(Recorded data)

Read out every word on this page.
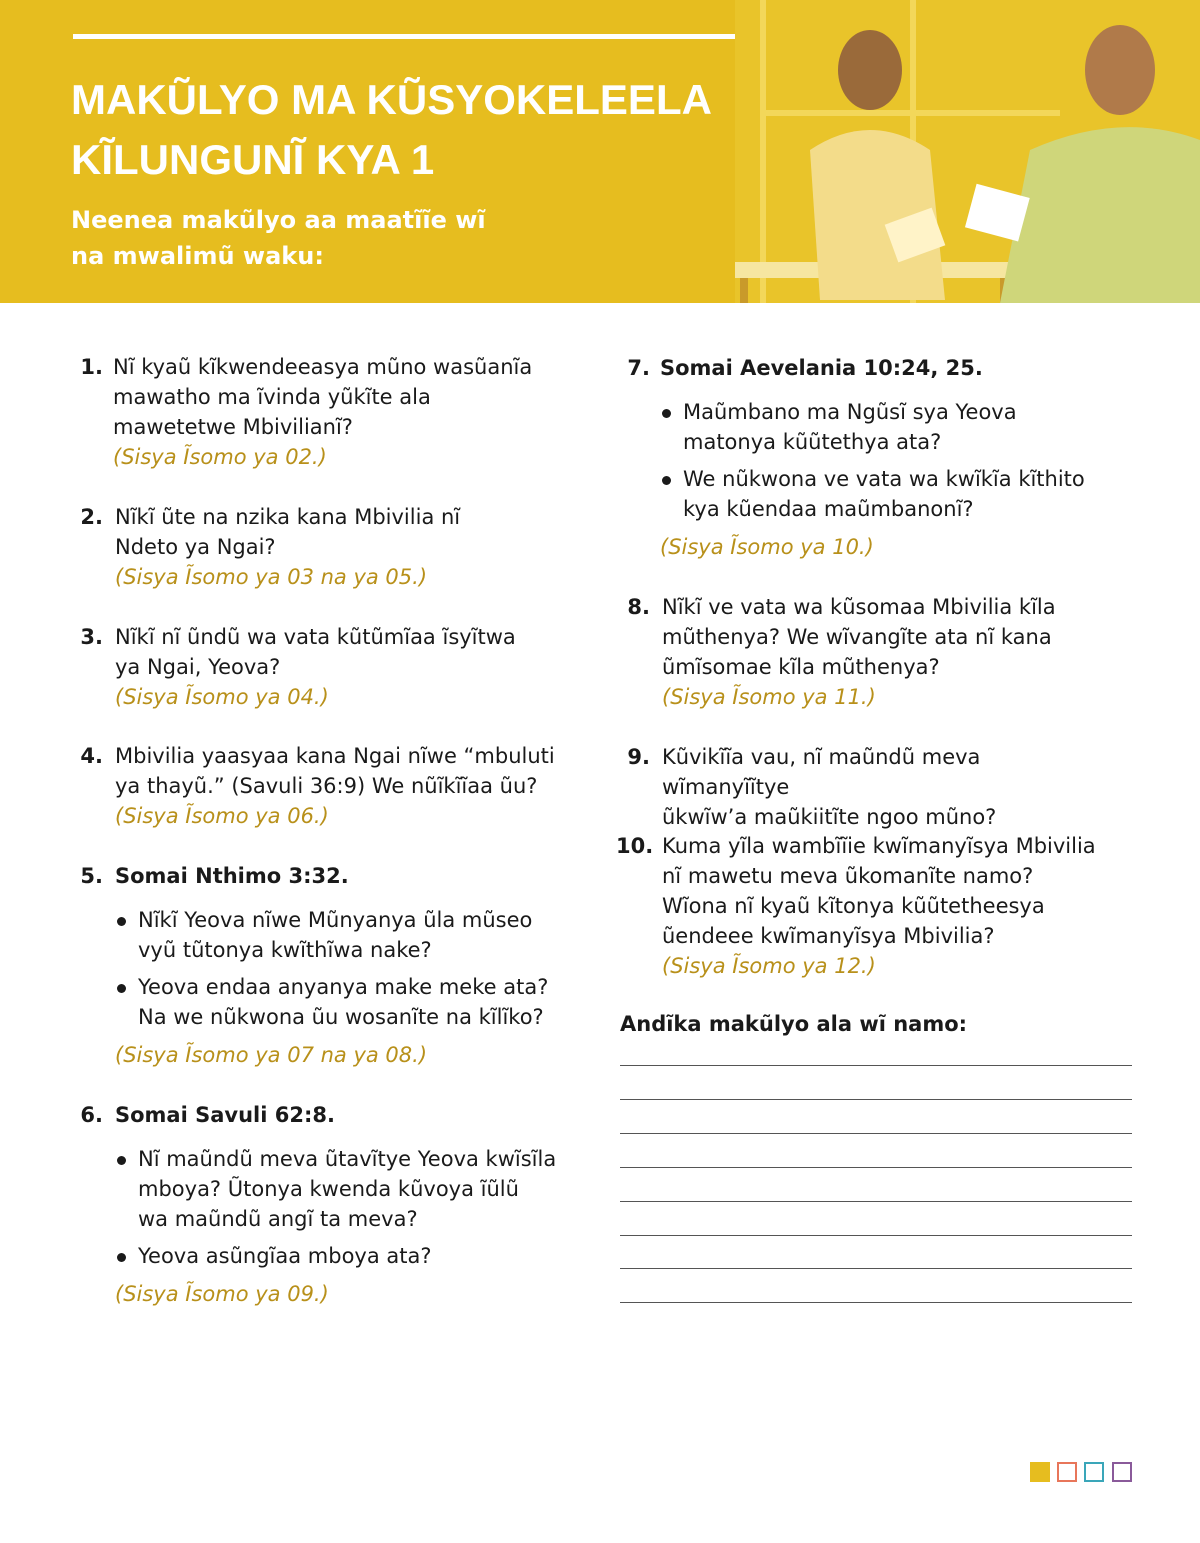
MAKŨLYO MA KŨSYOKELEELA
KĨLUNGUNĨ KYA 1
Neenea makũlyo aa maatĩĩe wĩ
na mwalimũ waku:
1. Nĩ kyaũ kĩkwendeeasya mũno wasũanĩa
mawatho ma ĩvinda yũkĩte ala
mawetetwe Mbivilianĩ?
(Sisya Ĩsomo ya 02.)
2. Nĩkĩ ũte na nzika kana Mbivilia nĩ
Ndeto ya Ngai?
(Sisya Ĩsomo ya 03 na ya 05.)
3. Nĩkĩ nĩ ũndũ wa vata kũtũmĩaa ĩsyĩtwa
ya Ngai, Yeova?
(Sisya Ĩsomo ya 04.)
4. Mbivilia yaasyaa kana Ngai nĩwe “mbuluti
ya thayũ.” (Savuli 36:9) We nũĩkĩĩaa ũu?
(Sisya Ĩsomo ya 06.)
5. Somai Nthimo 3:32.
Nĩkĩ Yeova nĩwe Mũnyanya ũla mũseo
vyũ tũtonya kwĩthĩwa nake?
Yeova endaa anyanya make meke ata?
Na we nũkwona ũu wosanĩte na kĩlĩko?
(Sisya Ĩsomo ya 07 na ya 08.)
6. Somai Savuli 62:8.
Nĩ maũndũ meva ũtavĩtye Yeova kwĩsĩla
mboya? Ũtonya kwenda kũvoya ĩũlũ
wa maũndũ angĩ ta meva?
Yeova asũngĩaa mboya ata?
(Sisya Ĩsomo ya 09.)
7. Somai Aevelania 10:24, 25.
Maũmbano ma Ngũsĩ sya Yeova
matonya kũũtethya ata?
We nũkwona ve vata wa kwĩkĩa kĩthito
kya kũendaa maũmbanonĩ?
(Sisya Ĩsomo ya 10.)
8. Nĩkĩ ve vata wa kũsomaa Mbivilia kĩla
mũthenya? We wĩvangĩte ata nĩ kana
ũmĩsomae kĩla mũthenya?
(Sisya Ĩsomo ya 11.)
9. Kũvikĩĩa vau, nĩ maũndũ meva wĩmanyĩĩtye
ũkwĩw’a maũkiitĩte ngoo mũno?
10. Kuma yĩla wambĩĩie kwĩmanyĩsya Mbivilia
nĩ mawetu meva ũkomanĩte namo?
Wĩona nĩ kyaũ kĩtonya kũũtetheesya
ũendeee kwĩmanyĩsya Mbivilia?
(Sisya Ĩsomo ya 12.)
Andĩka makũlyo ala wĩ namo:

[Aim] Determine how many of the lines above hold the word "Yeova", and output that number by itself.

[Finished exercise] 6